Source data
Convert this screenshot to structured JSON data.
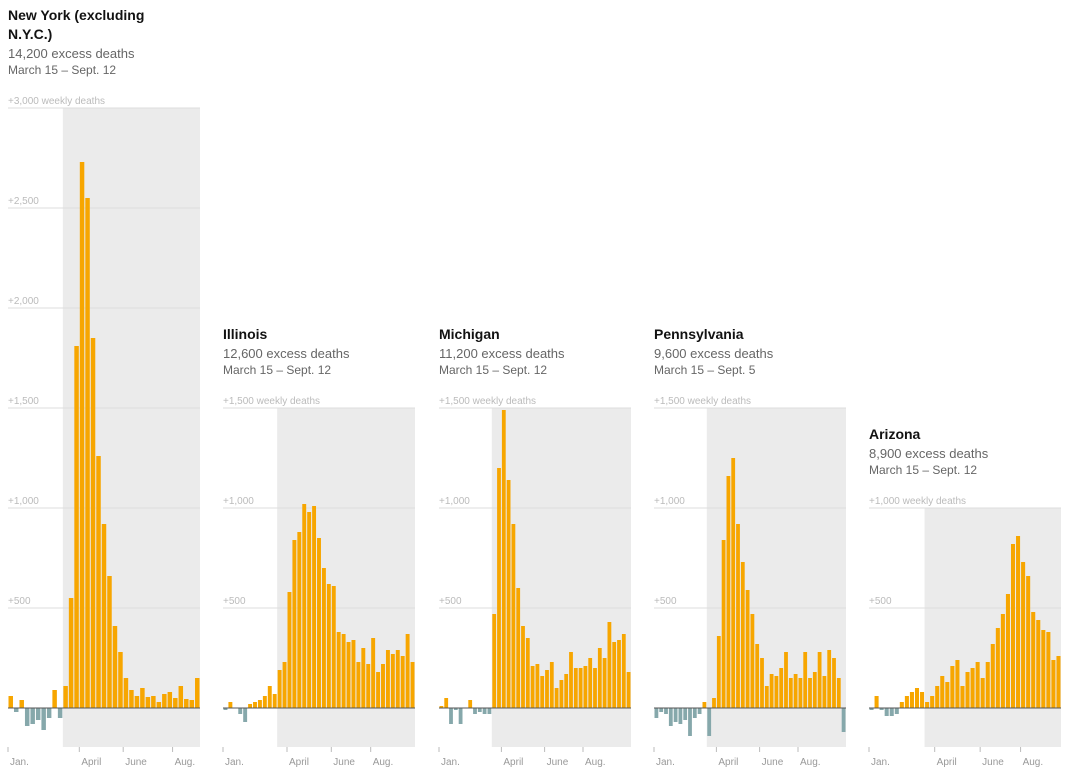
{
  "colors": {
    "positive": "#f7a600",
    "negative": "#86a8ab",
    "shade": "#ebebeb",
    "grid": "#dddddd",
    "baseline": "#555555"
  },
  "chart_data": [
    {
      "type": "bar",
      "title": "New York (excluding N.Y.C.)",
      "subtitle": "14,200 excess deaths",
      "dates": "March 15 – Sept. 12",
      "top_label": "+3,000 weekly deaths",
      "ylim": [
        -200,
        3000
      ],
      "gridlines": [
        {
          "value": 500,
          "label": "+500"
        },
        {
          "value": 1000,
          "label": "+1,000"
        },
        {
          "value": 1500,
          "label": "+1,500"
        },
        {
          "value": 2000,
          "label": "+2,000"
        },
        {
          "value": 2500,
          "label": "+2,500"
        },
        {
          "value": 3000,
          "label": "+3,000 weekly deaths"
        }
      ],
      "xticks": [
        {
          "week": 0,
          "label": "Jan."
        },
        {
          "week": 13,
          "label": "April"
        },
        {
          "week": 21,
          "label": "June"
        },
        {
          "week": 30,
          "label": "Aug."
        }
      ],
      "shade_start_week": 10,
      "values": [
        60,
        -20,
        40,
        -90,
        -80,
        -60,
        -110,
        -50,
        90,
        -50,
        110,
        550,
        1810,
        2730,
        2550,
        1850,
        1260,
        920,
        660,
        410,
        280,
        150,
        90,
        60,
        100,
        55,
        60,
        30,
        70,
        80,
        50,
        110,
        45,
        40,
        150
      ]
    },
    {
      "type": "bar",
      "title": "Illinois",
      "subtitle": "12,600 excess deaths",
      "dates": "March 15 – Sept. 12",
      "top_label": "+1,500 weekly deaths",
      "ylim": [
        -200,
        1500
      ],
      "gridlines": [
        {
          "value": 500,
          "label": "+500"
        },
        {
          "value": 1000,
          "label": "+1,000"
        },
        {
          "value": 1500,
          "label": "+1,500 weekly deaths"
        }
      ],
      "xticks": [
        {
          "week": 0,
          "label": "Jan."
        },
        {
          "week": 13,
          "label": "April"
        },
        {
          "week": 22,
          "label": "June"
        },
        {
          "week": 30,
          "label": "Aug."
        }
      ],
      "shade_start_week": 11,
      "values": [
        -10,
        30,
        0,
        -30,
        -70,
        20,
        30,
        40,
        60,
        110,
        70,
        190,
        230,
        580,
        840,
        880,
        1020,
        980,
        1010,
        850,
        700,
        620,
        610,
        380,
        370,
        330,
        340,
        230,
        300,
        220,
        350,
        180,
        220,
        290,
        270,
        290,
        260,
        370,
        230
      ]
    },
    {
      "type": "bar",
      "title": "Michigan",
      "subtitle": "11,200 excess deaths",
      "dates": "March 15 – Sept. 12",
      "top_label": "+1,500 weekly deaths",
      "ylim": [
        -200,
        1500
      ],
      "gridlines": [
        {
          "value": 500,
          "label": "+500"
        },
        {
          "value": 1000,
          "label": "+1,000"
        },
        {
          "value": 1500,
          "label": "+1,500 weekly deaths"
        }
      ],
      "xticks": [
        {
          "week": 0,
          "label": "Jan."
        },
        {
          "week": 13,
          "label": "April"
        },
        {
          "week": 22,
          "label": "June"
        },
        {
          "week": 30,
          "label": "Aug."
        }
      ],
      "shade_start_week": 11,
      "values": [
        10,
        50,
        -80,
        -10,
        -80,
        0,
        40,
        -30,
        -20,
        -30,
        -30,
        470,
        1200,
        1490,
        1140,
        920,
        600,
        410,
        350,
        210,
        220,
        160,
        190,
        230,
        100,
        140,
        170,
        280,
        200,
        200,
        210,
        250,
        200,
        300,
        250,
        430,
        330,
        340,
        370,
        180
      ]
    },
    {
      "type": "bar",
      "title": "Pennsylvania",
      "subtitle": "9,600 excess deaths",
      "dates": "March 15 – Sept. 5",
      "top_label": "+1,500 weekly deaths",
      "ylim": [
        -200,
        1500
      ],
      "gridlines": [
        {
          "value": 500,
          "label": "+500"
        },
        {
          "value": 1000,
          "label": "+1,000"
        },
        {
          "value": 1500,
          "label": "+1,500 weekly deaths"
        }
      ],
      "xticks": [
        {
          "week": 0,
          "label": "Jan."
        },
        {
          "week": 13,
          "label": "April"
        },
        {
          "week": 22,
          "label": "June"
        },
        {
          "week": 30,
          "label": "Aug."
        }
      ],
      "shade_start_week": 11,
      "values": [
        -50,
        -20,
        -30,
        -90,
        -70,
        -80,
        -60,
        -140,
        -50,
        -30,
        30,
        -140,
        50,
        360,
        840,
        1160,
        1250,
        920,
        730,
        590,
        470,
        320,
        250,
        110,
        170,
        160,
        200,
        280,
        150,
        170,
        150,
        280,
        150,
        180,
        280,
        160,
        290,
        250,
        150,
        -120
      ]
    },
    {
      "type": "bar",
      "title": "Arizona",
      "subtitle": "8,900 excess deaths",
      "dates": "March 15 – Sept. 12",
      "top_label": "+1,000 weekly deaths",
      "ylim": [
        -200,
        1000
      ],
      "gridlines": [
        {
          "value": 500,
          "label": "+500"
        },
        {
          "value": 1000,
          "label": "+1,000 weekly deaths"
        }
      ],
      "xticks": [
        {
          "week": 0,
          "label": "Jan."
        },
        {
          "week": 13,
          "label": "April"
        },
        {
          "week": 22,
          "label": "June"
        },
        {
          "week": 30,
          "label": "Aug."
        }
      ],
      "shade_start_week": 11,
      "values": [
        -10,
        60,
        -10,
        -40,
        -40,
        -30,
        30,
        60,
        80,
        100,
        80,
        30,
        60,
        110,
        160,
        130,
        210,
        240,
        110,
        180,
        200,
        230,
        150,
        230,
        320,
        400,
        470,
        570,
        820,
        860,
        730,
        660,
        480,
        440,
        390,
        380,
        240,
        260
      ]
    }
  ]
}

• WRITTEN REQUEST:
Your copy should match the records word for word, with the pictures removed.

• TASK ANSWER:
Convert this screenshot to structured JSON data.
{
  "colors": {
    "positive": "#f7a600",
    "negative": "#86a8ab",
    "shade": "#ebebeb",
    "grid": "#dddddd",
    "baseline": "#555555"
  },
  "chart_data": [
    {
      "type": "bar",
      "title": "New York (excluding N.Y.C.)",
      "subtitle": "14,200 excess deaths",
      "dates": "March 15 – Sept. 12",
      "top_label": "+3,000 weekly deaths",
      "ylim": [
        -200,
        3000
      ],
      "gridlines": [
        {
          "value": 500,
          "label": "+500"
        },
        {
          "value": 1000,
          "label": "+1,000"
        },
        {
          "value": 1500,
          "label": "+1,500"
        },
        {
          "value": 2000,
          "label": "+2,000"
        },
        {
          "value": 2500,
          "label": "+2,500"
        },
        {
          "value": 3000,
          "label": "+3,000 weekly deaths"
        }
      ],
      "xticks": [
        {
          "week": 0,
          "label": "Jan."
        },
        {
          "week": 13,
          "label": "April"
        },
        {
          "week": 21,
          "label": "June"
        },
        {
          "week": 30,
          "label": "Aug."
        }
      ],
      "shade_start_week": 10,
      "values": [
        60,
        -20,
        40,
        -90,
        -80,
        -60,
        -110,
        -50,
        90,
        -50,
        110,
        550,
        1810,
        2730,
        2550,
        1850,
        1260,
        920,
        660,
        410,
        280,
        150,
        90,
        60,
        100,
        55,
        60,
        30,
        70,
        80,
        50,
        110,
        45,
        40,
        150
      ]
    },
    {
      "type": "bar",
      "title": "Illinois",
      "subtitle": "12,600 excess deaths",
      "dates": "March 15 – Sept. 12",
      "top_label": "+1,500 weekly deaths",
      "ylim": [
        -200,
        1500
      ],
      "gridlines": [
        {
          "value": 500,
          "label": "+500"
        },
        {
          "value": 1000,
          "label": "+1,000"
        },
        {
          "value": 1500,
          "label": "+1,500 weekly deaths"
        }
      ],
      "xticks": [
        {
          "week": 0,
          "label": "Jan."
        },
        {
          "week": 13,
          "label": "April"
        },
        {
          "week": 22,
          "label": "June"
        },
        {
          "week": 30,
          "label": "Aug."
        }
      ],
      "shade_start_week": 11,
      "values": [
        -10,
        30,
        0,
        -30,
        -70,
        20,
        30,
        40,
        60,
        110,
        70,
        190,
        230,
        580,
        840,
        880,
        1020,
        980,
        1010,
        850,
        700,
        620,
        610,
        380,
        370,
        330,
        340,
        230,
        300,
        220,
        350,
        180,
        220,
        290,
        270,
        290,
        260,
        370,
        230
      ]
    },
    {
      "type": "bar",
      "title": "Michigan",
      "subtitle": "11,200 excess deaths",
      "dates": "March 15 – Sept. 12",
      "top_label": "+1,500 weekly deaths",
      "ylim": [
        -200,
        1500
      ],
      "gridlines": [
        {
          "value": 500,
          "label": "+500"
        },
        {
          "value": 1000,
          "label": "+1,000"
        },
        {
          "value": 1500,
          "label": "+1,500 weekly deaths"
        }
      ],
      "xticks": [
        {
          "week": 0,
          "label": "Jan."
        },
        {
          "week": 13,
          "label": "April"
        },
        {
          "week": 22,
          "label": "June"
        },
        {
          "week": 30,
          "label": "Aug."
        }
      ],
      "shade_start_week": 11,
      "values": [
        10,
        50,
        -80,
        -10,
        -80,
        0,
        40,
        -30,
        -20,
        -30,
        -30,
        470,
        1200,
        1490,
        1140,
        920,
        600,
        410,
        350,
        210,
        220,
        160,
        190,
        230,
        100,
        140,
        170,
        280,
        200,
        200,
        210,
        250,
        200,
        300,
        250,
        430,
        330,
        340,
        370,
        180
      ]
    },
    {
      "type": "bar",
      "title": "Pennsylvania",
      "subtitle": "9,600 excess deaths",
      "dates": "March 15 – Sept. 5",
      "top_label": "+1,500 weekly deaths",
      "ylim": [
        -200,
        1500
      ],
      "gridlines": [
        {
          "value": 500,
          "label": "+500"
        },
        {
          "value": 1000,
          "label": "+1,000"
        },
        {
          "value": 1500,
          "label": "+1,500 weekly deaths"
        }
      ],
      "xticks": [
        {
          "week": 0,
          "label": "Jan."
        },
        {
          "week": 13,
          "label": "April"
        },
        {
          "week": 22,
          "label": "June"
        },
        {
          "week": 30,
          "label": "Aug."
        }
      ],
      "shade_start_week": 11,
      "values": [
        -50,
        -20,
        -30,
        -90,
        -70,
        -80,
        -60,
        -140,
        -50,
        -30,
        30,
        -140,
        50,
        360,
        840,
        1160,
        1250,
        920,
        730,
        590,
        470,
        320,
        250,
        110,
        170,
        160,
        200,
        280,
        150,
        170,
        150,
        280,
        150,
        180,
        280,
        160,
        290,
        250,
        150,
        -120
      ]
    },
    {
      "type": "bar",
      "title": "Arizona",
      "subtitle": "8,900 excess deaths",
      "dates": "March 15 – Sept. 12",
      "top_label": "+1,000 weekly deaths",
      "ylim": [
        -200,
        1000
      ],
      "gridlines": [
        {
          "value": 500,
          "label": "+500"
        },
        {
          "value": 1000,
          "label": "+1,000 weekly deaths"
        }
      ],
      "xticks": [
        {
          "week": 0,
          "label": "Jan."
        },
        {
          "week": 13,
          "label": "April"
        },
        {
          "week": 22,
          "label": "June"
        },
        {
          "week": 30,
          "label": "Aug."
        }
      ],
      "shade_start_week": 11,
      "values": [
        -10,
        60,
        -10,
        -40,
        -40,
        -30,
        30,
        60,
        80,
        100,
        80,
        30,
        60,
        110,
        160,
        130,
        210,
        240,
        110,
        180,
        200,
        230,
        150,
        230,
        320,
        400,
        470,
        570,
        820,
        860,
        730,
        660,
        480,
        440,
        390,
        380,
        240,
        260
      ]
    }
  ]
}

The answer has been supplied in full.